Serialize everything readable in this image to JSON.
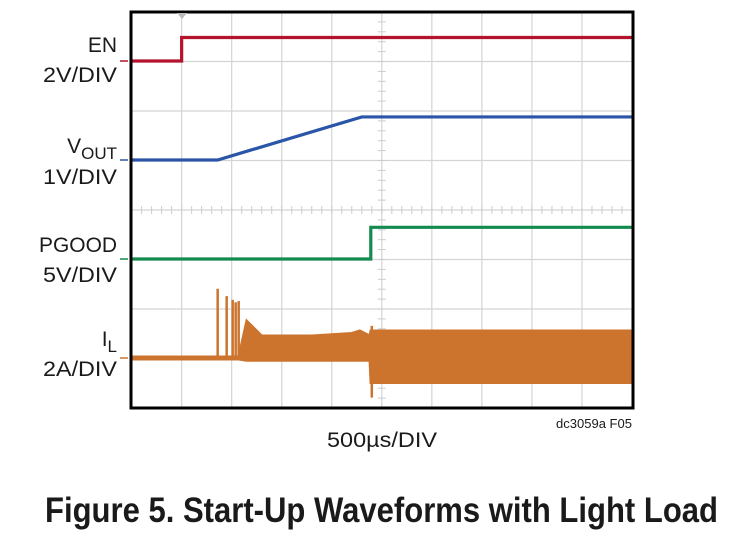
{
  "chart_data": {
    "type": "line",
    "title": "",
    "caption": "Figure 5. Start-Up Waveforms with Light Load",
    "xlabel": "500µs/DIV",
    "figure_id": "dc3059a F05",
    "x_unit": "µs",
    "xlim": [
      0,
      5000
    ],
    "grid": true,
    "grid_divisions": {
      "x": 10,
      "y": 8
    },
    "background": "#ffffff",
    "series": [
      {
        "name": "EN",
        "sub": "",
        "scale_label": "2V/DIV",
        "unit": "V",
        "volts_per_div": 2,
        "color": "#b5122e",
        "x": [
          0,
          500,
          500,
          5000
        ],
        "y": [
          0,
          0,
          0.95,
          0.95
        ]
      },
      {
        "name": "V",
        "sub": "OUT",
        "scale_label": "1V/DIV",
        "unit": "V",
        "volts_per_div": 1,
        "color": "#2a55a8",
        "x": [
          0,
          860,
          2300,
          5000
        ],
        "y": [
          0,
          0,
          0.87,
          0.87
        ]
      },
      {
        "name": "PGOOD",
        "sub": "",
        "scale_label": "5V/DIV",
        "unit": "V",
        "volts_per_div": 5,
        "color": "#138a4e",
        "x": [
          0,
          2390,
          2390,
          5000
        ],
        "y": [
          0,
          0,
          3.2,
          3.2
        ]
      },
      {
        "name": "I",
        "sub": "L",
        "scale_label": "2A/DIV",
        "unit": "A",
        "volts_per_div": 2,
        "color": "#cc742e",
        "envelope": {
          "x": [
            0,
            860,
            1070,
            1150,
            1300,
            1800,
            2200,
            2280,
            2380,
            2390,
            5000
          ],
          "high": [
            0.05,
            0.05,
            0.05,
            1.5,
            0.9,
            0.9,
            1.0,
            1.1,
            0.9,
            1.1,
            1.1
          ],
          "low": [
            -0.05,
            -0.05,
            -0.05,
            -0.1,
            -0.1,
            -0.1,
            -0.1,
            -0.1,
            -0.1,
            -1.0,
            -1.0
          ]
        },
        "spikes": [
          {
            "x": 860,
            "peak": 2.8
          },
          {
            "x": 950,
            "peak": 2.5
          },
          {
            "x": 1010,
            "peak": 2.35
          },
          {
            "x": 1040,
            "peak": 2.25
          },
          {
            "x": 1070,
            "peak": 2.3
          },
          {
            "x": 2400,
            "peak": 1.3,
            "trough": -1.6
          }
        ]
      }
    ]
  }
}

==

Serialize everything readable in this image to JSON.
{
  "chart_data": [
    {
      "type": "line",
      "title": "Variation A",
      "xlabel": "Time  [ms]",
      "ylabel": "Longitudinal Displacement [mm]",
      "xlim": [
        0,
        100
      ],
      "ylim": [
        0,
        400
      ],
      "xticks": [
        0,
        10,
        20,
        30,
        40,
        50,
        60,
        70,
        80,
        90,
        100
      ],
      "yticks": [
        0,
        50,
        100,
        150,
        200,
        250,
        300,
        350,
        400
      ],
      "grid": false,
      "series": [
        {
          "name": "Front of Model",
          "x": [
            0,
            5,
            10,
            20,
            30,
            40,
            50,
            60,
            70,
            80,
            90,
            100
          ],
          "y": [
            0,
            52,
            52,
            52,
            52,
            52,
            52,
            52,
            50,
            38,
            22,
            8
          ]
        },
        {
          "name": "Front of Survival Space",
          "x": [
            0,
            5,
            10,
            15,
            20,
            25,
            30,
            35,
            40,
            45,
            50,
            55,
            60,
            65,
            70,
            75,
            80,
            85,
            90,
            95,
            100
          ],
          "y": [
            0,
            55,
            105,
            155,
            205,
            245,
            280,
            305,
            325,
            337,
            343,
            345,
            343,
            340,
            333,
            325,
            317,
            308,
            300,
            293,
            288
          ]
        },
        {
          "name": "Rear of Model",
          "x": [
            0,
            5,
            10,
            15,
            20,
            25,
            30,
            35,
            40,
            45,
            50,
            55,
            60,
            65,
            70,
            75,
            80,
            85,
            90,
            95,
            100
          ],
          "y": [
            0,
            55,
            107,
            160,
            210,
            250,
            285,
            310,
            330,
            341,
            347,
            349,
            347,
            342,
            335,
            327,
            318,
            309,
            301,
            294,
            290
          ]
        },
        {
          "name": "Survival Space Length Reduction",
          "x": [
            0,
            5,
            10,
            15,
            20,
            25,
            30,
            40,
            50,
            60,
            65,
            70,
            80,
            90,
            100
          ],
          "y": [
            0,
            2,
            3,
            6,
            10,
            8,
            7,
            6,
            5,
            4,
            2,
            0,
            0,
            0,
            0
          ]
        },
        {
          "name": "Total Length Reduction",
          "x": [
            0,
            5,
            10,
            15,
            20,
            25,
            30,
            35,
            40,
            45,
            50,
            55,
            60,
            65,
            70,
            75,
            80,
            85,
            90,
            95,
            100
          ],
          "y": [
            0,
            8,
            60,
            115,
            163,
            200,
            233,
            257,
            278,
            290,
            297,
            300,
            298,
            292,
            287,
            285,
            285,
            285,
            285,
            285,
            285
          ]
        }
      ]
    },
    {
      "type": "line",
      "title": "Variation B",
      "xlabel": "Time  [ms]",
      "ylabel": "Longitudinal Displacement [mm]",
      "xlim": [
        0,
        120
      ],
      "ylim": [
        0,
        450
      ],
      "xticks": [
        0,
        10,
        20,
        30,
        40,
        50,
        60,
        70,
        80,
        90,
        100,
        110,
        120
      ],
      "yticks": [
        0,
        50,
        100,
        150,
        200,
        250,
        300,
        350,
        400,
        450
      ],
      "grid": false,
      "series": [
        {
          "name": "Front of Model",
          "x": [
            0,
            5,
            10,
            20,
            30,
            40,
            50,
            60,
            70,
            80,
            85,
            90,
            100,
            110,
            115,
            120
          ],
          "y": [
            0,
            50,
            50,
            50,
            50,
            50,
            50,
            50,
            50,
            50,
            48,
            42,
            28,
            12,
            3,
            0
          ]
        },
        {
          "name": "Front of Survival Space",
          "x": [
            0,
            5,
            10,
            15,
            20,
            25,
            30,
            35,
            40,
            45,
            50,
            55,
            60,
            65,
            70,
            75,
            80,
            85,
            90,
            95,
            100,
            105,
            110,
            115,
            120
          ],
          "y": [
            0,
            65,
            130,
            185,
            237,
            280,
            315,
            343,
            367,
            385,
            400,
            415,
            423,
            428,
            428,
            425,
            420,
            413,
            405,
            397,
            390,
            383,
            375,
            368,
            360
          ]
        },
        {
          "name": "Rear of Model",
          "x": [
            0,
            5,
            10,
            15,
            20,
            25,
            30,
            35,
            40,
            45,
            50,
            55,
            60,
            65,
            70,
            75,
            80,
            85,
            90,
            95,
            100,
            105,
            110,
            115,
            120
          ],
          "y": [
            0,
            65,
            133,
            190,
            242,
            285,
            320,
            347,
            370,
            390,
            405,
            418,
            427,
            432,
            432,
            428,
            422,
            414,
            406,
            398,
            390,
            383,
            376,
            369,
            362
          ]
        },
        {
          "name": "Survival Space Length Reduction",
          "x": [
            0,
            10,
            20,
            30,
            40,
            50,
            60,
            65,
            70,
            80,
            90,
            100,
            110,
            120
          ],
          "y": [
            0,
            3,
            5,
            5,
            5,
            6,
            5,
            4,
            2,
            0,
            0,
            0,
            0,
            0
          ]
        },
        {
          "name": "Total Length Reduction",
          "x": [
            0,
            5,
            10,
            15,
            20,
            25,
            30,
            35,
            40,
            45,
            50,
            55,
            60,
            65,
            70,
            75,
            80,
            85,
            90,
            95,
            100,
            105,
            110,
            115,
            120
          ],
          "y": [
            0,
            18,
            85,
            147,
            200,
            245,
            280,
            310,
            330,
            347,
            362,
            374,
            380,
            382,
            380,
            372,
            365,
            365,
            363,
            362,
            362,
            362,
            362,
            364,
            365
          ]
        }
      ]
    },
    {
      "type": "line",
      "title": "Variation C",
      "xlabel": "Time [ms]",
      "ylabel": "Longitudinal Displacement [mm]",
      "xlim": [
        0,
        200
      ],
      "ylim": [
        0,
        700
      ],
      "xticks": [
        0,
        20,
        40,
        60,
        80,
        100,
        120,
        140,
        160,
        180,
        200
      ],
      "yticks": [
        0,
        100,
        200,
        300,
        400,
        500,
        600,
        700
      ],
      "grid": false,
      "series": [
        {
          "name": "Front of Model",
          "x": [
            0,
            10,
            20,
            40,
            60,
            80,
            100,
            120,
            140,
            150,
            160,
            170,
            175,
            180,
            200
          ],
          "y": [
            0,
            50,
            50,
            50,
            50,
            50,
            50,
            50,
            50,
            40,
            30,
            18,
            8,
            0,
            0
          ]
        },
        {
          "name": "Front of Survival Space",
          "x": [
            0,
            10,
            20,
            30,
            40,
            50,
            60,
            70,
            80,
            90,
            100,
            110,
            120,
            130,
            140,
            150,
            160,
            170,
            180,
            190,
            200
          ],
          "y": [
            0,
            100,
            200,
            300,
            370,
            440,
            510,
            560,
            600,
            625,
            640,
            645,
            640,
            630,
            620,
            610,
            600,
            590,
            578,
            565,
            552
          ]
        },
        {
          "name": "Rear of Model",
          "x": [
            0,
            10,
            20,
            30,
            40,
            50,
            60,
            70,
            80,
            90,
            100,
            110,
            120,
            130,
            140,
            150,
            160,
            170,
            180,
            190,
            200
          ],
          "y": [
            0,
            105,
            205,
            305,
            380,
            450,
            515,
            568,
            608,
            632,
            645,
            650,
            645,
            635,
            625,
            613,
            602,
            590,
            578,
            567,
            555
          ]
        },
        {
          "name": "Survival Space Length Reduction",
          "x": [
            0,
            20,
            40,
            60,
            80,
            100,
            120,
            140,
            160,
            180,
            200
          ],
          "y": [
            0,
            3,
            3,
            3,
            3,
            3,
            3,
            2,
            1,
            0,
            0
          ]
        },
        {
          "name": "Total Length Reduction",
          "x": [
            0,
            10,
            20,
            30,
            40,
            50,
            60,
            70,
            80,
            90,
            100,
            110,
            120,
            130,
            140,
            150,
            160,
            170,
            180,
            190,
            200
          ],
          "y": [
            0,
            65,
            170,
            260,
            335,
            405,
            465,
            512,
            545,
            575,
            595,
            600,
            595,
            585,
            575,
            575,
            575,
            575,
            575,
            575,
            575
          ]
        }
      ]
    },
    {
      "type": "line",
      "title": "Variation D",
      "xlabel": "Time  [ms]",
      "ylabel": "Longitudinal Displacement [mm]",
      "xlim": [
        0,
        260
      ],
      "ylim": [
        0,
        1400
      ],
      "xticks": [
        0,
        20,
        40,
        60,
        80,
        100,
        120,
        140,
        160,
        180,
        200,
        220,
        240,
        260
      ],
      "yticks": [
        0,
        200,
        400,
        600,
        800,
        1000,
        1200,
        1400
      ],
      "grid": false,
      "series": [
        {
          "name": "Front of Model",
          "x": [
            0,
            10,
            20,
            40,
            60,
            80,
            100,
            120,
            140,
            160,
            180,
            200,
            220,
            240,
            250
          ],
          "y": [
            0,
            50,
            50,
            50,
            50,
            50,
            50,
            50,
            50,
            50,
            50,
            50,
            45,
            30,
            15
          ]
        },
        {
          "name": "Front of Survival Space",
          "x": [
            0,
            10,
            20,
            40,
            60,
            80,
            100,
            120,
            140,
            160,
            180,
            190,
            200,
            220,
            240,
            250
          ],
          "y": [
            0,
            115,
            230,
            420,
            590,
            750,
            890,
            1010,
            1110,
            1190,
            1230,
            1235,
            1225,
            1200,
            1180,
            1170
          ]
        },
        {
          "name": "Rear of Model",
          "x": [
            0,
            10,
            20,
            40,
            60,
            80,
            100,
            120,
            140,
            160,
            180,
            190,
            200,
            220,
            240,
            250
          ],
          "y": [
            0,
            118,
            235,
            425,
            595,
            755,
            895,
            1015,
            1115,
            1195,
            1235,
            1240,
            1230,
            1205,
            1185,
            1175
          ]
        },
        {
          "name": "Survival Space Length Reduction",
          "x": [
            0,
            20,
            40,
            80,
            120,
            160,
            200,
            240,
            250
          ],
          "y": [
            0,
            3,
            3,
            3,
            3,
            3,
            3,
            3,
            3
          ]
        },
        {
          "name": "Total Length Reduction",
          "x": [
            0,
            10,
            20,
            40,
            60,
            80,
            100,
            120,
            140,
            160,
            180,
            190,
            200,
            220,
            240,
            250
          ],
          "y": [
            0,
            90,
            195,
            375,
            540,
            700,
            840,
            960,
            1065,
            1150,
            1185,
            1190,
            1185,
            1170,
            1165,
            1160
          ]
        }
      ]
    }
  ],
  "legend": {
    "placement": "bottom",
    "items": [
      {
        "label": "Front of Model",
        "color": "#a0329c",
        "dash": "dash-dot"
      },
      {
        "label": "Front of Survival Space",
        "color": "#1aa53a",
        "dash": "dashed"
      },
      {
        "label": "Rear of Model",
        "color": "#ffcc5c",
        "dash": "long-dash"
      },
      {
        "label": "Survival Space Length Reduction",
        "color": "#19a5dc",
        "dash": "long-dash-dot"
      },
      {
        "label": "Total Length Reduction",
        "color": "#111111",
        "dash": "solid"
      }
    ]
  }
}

PROMPT: Collect the lines of the records that include the string "Variation".

EXPECTED ANSWER:
      "title": "Variation A",
      "title": "Variation B",
      "title": "Variation C",
      "title": "Variation D",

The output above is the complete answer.